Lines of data
══════════
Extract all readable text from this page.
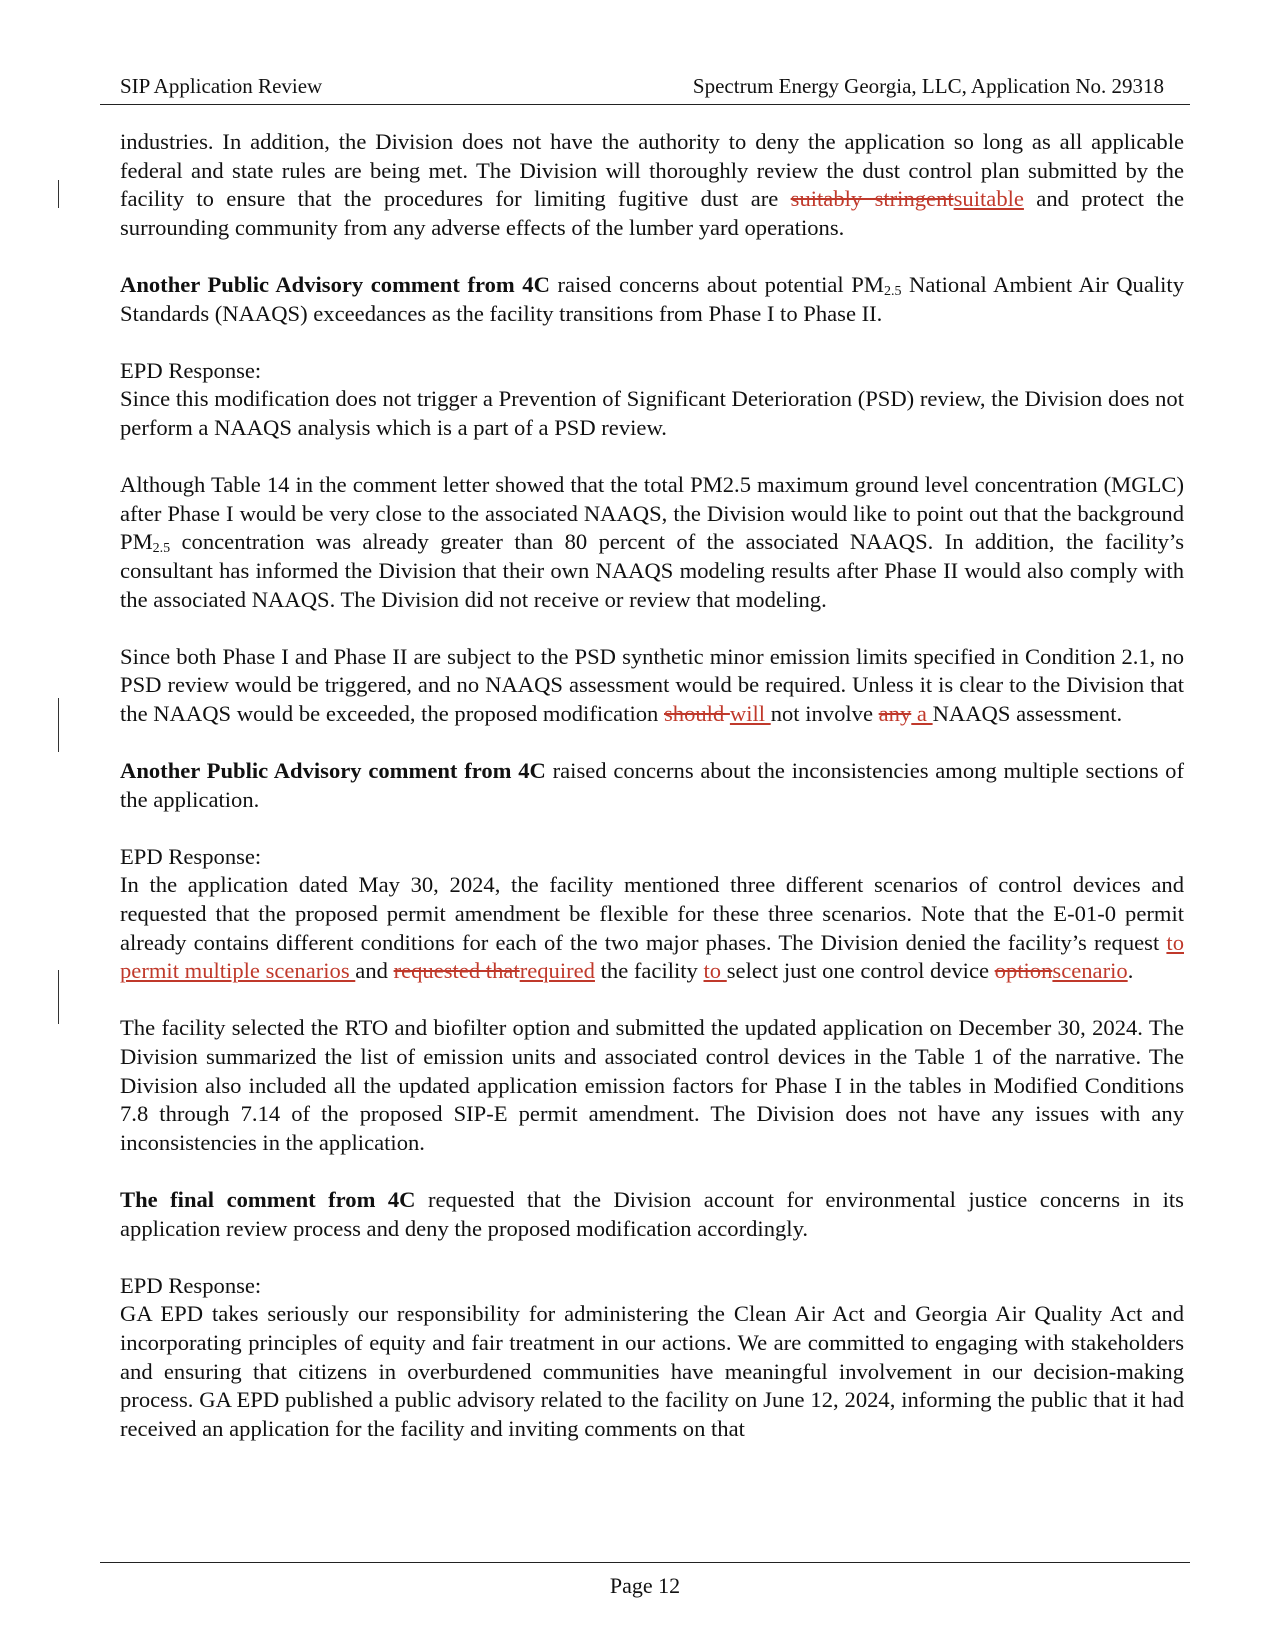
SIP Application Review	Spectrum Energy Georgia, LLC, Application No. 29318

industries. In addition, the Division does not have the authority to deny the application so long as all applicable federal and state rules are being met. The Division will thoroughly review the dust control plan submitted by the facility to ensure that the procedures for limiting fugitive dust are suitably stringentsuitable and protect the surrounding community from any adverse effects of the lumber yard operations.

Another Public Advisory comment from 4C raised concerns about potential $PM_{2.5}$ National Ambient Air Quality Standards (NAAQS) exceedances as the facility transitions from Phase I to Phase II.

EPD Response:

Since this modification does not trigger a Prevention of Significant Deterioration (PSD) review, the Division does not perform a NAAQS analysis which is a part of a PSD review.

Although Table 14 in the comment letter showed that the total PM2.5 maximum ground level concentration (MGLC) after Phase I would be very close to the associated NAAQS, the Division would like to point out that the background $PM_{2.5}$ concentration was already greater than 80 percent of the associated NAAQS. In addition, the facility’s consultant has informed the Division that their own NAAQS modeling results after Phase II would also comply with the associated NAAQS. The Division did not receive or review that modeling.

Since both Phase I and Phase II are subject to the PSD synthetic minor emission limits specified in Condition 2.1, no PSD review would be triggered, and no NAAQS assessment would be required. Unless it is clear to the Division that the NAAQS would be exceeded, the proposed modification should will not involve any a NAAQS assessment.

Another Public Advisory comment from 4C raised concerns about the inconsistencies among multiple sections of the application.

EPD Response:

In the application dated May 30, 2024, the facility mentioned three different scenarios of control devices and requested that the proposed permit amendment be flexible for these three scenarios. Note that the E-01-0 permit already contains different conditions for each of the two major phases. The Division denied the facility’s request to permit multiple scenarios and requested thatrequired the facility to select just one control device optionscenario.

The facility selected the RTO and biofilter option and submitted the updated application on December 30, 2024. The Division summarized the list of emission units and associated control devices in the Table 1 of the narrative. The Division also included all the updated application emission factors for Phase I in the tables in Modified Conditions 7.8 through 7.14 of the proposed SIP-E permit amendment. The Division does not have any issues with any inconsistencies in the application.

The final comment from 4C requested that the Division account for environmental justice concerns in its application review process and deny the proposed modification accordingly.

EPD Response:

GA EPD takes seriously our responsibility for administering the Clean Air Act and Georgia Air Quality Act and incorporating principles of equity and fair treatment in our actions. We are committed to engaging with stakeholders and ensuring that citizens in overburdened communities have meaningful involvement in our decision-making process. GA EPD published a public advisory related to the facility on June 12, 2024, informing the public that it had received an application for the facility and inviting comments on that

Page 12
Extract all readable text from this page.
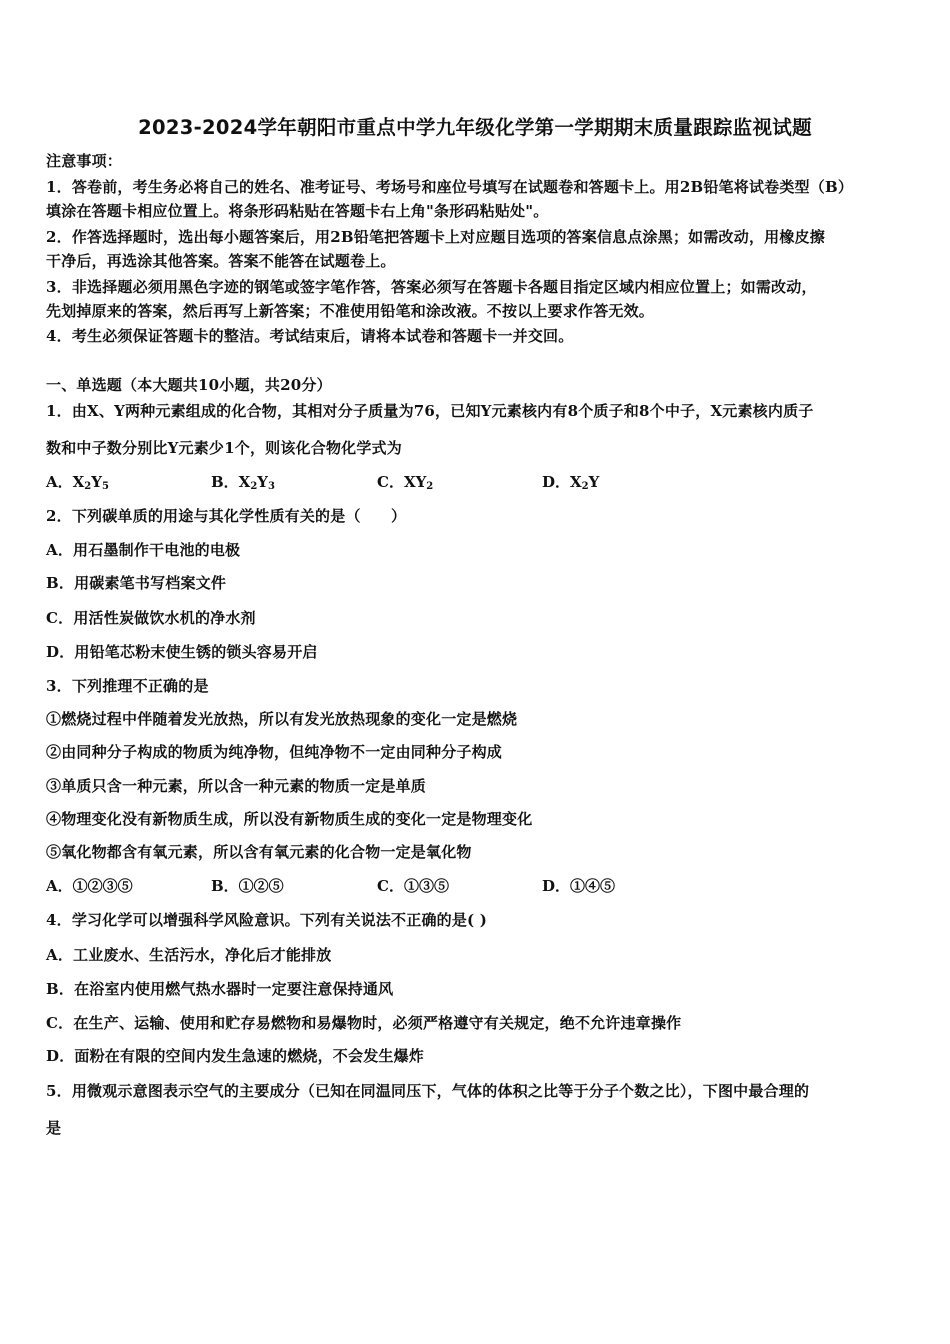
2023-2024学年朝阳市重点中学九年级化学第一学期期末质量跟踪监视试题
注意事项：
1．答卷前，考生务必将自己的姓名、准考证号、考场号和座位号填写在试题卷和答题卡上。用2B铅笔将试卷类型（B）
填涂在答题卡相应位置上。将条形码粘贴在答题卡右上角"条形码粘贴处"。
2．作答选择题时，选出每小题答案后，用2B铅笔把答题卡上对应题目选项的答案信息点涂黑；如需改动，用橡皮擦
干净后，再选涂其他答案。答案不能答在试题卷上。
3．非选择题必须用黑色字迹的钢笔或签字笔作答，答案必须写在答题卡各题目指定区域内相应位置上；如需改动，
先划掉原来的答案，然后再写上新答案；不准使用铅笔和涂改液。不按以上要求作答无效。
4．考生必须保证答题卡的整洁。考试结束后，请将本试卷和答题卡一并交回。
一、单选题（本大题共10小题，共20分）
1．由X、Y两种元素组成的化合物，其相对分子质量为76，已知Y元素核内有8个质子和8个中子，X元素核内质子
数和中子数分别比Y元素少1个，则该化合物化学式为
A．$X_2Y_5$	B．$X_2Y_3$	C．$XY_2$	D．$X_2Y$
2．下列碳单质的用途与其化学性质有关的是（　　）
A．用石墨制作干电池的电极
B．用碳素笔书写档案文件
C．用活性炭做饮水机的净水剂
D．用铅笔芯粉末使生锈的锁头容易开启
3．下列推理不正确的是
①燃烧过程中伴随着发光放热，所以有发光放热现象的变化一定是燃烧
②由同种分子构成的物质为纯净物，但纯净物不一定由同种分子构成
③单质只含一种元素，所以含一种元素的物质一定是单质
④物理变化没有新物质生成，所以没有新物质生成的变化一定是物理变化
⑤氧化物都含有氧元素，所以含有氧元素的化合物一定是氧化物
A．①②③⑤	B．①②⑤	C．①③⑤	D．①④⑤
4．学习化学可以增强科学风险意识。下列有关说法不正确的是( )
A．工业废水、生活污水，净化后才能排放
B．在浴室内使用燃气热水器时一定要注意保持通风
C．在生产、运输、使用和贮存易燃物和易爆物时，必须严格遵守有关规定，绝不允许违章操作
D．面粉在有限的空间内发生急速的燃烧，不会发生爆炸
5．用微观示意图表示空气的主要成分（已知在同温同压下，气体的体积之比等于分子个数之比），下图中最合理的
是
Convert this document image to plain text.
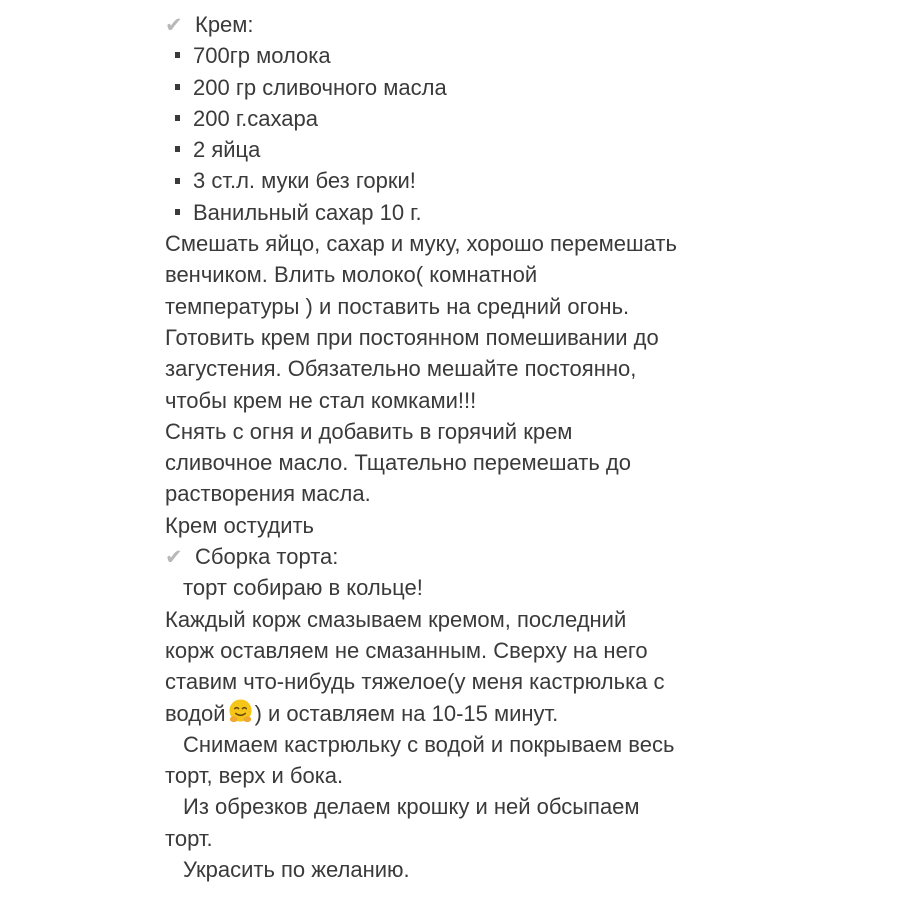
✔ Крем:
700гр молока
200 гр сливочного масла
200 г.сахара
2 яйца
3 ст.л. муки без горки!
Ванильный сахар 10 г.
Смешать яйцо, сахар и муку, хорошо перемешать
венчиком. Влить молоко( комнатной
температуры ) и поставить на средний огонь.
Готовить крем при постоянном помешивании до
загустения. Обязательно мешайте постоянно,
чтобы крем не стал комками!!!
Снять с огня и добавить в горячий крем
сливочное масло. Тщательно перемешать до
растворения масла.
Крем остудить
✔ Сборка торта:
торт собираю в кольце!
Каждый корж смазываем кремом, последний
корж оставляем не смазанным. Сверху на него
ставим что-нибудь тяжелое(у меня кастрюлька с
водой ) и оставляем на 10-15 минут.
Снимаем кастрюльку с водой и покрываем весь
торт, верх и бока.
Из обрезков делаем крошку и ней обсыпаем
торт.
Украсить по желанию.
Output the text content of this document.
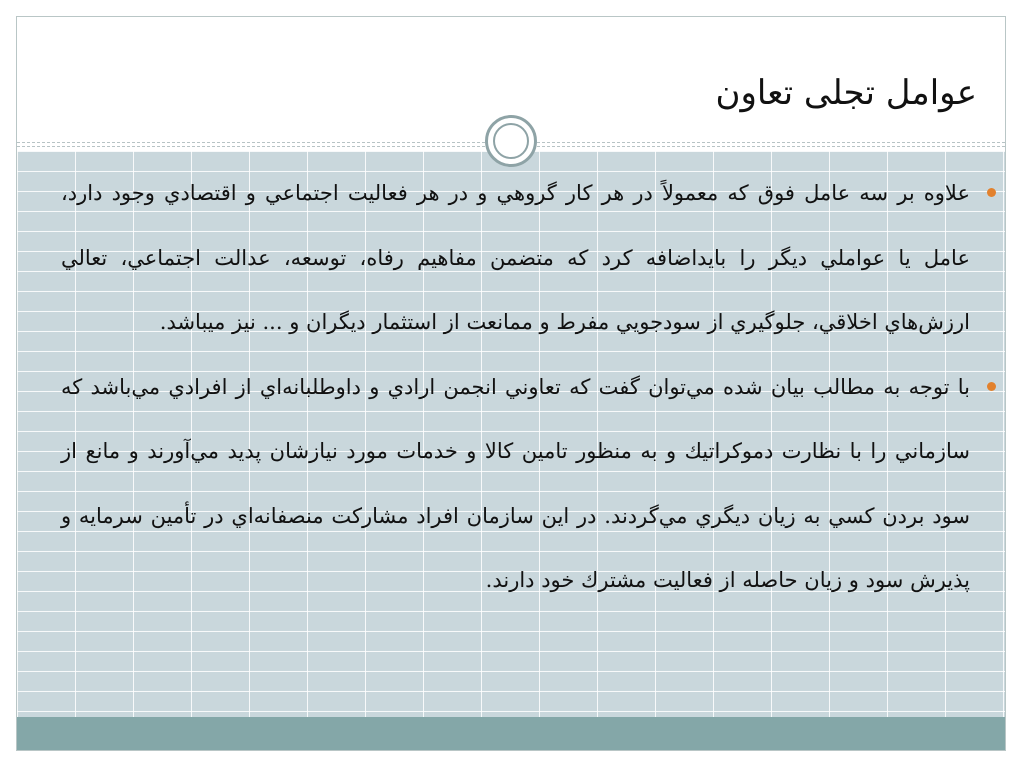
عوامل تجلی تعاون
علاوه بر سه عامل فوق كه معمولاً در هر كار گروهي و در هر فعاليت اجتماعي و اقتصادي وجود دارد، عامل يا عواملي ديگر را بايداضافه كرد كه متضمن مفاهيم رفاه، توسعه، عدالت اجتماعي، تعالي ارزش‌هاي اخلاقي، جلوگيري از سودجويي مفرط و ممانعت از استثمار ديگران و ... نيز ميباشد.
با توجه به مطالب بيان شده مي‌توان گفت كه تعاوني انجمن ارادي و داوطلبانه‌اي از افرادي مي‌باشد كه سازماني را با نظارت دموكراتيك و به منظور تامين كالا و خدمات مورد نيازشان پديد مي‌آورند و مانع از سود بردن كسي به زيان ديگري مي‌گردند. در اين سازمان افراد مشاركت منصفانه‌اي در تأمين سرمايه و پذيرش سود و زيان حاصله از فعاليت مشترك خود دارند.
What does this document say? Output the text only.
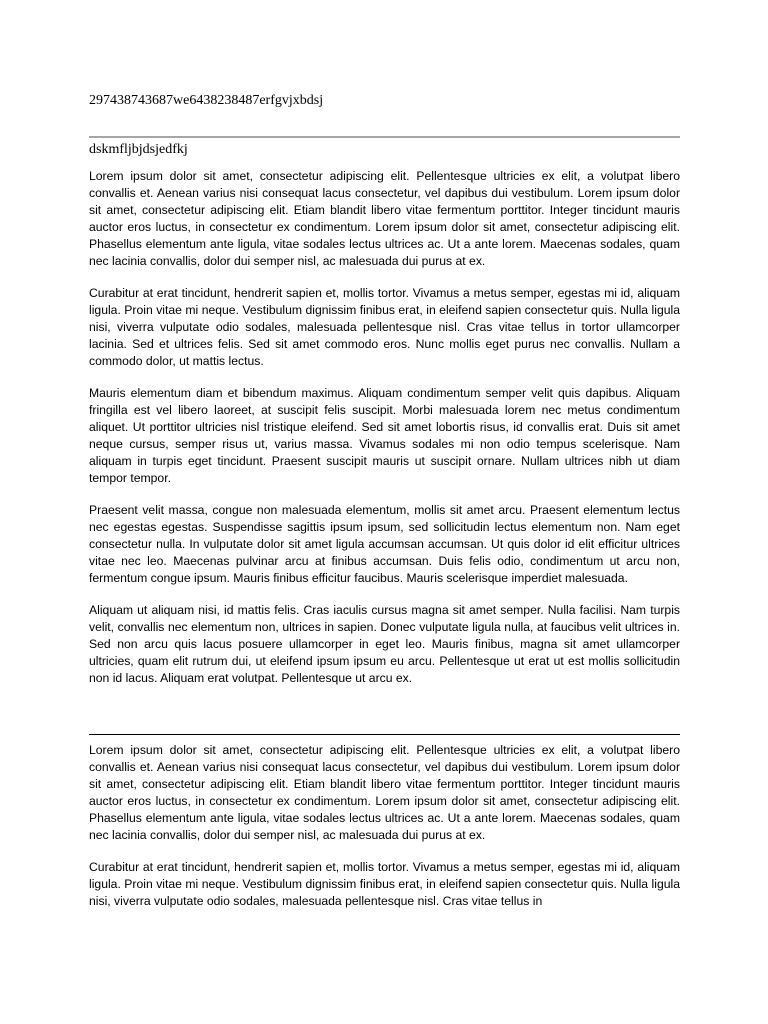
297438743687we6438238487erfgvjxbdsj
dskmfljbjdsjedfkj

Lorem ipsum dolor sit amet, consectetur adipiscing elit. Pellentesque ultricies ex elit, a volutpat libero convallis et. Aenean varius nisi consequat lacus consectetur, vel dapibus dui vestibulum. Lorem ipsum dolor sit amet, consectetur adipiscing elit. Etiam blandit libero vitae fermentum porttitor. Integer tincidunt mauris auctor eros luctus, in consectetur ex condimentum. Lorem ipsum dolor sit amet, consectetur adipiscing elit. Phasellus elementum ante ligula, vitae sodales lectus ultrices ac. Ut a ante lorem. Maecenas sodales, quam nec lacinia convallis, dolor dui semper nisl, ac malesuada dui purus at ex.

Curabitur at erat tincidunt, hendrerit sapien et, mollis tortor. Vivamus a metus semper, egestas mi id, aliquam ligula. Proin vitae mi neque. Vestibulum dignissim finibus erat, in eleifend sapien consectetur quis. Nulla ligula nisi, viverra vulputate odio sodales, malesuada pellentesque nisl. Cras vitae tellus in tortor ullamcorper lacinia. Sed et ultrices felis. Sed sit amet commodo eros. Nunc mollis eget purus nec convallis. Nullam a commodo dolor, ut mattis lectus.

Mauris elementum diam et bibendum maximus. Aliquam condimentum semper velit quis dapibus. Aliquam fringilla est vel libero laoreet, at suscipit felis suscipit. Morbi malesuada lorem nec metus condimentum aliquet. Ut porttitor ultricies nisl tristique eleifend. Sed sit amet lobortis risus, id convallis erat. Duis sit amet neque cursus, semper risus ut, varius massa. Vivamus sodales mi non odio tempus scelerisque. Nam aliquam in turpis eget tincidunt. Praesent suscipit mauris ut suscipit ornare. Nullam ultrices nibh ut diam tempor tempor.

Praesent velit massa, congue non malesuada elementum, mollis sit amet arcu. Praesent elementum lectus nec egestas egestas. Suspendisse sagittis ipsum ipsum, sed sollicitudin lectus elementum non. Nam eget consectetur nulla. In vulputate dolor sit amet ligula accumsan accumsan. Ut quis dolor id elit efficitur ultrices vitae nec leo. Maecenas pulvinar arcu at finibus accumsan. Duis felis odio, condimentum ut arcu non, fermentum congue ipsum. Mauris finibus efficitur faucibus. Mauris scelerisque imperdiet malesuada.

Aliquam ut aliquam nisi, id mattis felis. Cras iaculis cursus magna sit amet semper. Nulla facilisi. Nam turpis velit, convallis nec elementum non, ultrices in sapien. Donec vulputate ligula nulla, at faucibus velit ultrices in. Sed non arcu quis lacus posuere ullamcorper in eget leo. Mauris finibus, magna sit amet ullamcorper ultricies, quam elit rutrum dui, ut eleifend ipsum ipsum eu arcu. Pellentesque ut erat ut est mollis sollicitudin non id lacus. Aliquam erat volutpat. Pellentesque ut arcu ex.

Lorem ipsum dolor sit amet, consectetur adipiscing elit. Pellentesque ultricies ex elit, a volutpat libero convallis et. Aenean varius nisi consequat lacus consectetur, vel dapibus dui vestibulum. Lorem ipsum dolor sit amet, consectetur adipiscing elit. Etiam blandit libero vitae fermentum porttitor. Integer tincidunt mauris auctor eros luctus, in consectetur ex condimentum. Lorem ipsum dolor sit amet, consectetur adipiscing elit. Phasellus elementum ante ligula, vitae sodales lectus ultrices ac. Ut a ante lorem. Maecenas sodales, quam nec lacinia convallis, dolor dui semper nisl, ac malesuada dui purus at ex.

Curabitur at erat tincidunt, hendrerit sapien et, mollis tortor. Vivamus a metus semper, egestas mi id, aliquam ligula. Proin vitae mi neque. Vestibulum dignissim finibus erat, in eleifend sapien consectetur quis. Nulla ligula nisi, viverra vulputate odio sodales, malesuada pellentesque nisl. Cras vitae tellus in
══════════
## WORK TO DO
Among the records above, how many lines carry the string "Output"? Reply with the number alone.

## REPLY TO THE EXERCISE
2